Scan the data. Collect each line that contains the word "Appraisal".

■ ■ ■ ■ ■

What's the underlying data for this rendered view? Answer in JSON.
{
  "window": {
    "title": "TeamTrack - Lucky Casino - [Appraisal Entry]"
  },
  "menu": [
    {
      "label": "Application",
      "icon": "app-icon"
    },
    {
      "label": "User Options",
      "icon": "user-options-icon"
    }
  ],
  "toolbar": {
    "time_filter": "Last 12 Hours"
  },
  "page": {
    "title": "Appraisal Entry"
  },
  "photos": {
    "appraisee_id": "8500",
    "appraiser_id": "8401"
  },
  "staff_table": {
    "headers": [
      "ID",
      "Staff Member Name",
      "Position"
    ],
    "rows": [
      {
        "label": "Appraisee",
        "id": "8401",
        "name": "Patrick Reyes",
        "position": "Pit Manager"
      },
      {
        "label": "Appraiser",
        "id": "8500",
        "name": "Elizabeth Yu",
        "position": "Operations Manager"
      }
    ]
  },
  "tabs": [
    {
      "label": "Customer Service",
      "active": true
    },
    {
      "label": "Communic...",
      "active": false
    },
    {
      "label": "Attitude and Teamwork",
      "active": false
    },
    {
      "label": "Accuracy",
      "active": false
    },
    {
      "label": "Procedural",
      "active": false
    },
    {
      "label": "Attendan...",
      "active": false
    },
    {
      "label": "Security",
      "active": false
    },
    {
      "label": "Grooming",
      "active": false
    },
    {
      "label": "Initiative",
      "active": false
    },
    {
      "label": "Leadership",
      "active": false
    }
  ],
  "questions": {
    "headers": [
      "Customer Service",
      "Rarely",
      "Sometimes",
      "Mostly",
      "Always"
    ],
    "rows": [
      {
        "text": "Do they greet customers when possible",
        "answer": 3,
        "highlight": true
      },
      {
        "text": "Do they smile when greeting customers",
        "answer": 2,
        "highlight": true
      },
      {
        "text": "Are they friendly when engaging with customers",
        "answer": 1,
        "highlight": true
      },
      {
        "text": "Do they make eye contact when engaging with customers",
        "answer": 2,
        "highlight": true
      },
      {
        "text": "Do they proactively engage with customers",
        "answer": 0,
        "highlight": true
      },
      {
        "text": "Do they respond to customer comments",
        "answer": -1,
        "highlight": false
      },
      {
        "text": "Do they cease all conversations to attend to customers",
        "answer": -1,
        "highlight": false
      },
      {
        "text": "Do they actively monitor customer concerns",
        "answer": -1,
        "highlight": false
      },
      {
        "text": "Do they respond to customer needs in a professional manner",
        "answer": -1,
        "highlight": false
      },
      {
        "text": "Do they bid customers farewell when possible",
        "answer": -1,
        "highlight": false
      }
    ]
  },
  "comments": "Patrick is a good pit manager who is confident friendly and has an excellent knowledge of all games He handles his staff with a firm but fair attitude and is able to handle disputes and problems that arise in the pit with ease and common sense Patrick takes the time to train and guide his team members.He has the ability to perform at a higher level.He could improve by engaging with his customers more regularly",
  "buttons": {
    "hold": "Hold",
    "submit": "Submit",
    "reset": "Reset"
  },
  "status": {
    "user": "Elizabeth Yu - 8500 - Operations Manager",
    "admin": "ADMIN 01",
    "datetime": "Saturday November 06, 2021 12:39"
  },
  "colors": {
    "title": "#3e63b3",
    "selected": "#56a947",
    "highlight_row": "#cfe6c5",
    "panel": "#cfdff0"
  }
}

■ ■ ■ ■ ■

**FULL SOLUTION:**
    "title": "TeamTrack - Lucky Casino - [Appraisal Entry]"
    "title": "Appraisal Entry"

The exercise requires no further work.